BEGIN ROWS

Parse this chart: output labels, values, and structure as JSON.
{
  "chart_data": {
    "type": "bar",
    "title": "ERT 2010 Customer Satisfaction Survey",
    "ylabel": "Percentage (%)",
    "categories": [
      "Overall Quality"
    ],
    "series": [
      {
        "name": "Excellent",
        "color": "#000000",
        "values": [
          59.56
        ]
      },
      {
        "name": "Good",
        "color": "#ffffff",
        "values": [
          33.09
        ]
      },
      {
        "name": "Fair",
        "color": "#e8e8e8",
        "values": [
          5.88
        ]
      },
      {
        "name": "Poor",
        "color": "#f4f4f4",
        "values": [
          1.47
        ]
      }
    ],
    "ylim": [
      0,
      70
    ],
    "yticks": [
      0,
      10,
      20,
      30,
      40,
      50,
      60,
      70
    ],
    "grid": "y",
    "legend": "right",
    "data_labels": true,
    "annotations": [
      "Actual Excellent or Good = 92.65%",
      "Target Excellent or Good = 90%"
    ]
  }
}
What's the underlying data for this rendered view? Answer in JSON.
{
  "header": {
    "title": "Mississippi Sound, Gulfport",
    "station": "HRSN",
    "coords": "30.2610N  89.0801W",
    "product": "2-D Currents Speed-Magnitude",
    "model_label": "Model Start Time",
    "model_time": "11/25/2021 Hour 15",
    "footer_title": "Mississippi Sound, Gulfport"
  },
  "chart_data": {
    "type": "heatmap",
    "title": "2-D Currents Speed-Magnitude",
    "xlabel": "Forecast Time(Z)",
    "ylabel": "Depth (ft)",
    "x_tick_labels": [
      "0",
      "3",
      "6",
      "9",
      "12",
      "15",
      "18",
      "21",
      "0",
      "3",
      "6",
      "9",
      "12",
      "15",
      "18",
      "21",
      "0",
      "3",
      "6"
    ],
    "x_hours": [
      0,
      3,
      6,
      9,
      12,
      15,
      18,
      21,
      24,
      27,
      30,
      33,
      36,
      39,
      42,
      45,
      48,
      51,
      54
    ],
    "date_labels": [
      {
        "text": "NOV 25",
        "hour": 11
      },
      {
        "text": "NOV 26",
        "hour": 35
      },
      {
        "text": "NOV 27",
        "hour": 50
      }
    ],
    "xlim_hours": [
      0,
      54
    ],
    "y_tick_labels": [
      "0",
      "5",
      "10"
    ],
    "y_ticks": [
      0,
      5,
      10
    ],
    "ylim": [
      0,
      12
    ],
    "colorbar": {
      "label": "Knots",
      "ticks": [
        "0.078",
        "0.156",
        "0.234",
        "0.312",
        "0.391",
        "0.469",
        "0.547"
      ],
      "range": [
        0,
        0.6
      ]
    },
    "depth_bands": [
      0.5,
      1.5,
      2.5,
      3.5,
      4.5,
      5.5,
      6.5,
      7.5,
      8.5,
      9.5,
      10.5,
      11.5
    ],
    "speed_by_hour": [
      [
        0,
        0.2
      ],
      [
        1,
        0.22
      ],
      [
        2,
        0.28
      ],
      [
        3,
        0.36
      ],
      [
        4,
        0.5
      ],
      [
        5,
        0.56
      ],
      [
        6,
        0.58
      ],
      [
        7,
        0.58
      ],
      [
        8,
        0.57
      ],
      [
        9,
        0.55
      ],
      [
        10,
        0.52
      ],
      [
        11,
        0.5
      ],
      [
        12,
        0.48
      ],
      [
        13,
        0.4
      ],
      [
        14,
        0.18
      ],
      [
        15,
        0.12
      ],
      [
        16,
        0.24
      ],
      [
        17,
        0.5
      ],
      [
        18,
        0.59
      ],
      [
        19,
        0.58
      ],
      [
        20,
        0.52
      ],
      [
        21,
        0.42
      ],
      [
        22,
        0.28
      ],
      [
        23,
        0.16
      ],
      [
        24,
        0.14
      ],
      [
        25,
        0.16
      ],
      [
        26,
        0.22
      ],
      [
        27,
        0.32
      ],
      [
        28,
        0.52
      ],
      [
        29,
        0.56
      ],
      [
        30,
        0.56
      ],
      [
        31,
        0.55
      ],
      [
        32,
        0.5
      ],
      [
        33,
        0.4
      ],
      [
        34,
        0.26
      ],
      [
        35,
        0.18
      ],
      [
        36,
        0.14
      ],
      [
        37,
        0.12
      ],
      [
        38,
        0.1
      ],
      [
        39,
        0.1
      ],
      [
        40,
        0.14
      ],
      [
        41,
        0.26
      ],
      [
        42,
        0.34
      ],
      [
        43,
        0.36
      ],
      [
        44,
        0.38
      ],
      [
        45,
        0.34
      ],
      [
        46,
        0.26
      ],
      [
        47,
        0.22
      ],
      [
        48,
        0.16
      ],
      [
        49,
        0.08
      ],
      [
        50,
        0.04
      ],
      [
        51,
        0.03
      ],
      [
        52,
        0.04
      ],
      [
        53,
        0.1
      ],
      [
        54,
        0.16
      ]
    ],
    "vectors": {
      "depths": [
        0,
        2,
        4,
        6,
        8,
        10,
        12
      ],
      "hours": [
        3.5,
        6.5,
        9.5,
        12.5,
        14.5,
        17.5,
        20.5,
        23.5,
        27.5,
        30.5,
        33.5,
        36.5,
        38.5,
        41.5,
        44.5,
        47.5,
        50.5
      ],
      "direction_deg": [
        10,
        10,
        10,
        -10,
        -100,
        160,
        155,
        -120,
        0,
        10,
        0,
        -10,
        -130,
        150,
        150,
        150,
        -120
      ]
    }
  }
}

END ROWS

→ **STATED EXERCISE**
In the listing, find every line containing the word "Magnitude" and list it.

→ **WRITTEN ANSWER**
    "product": "2-D Currents Speed-Magnitude",
    "title": "2-D Currents Speed-Magnitude",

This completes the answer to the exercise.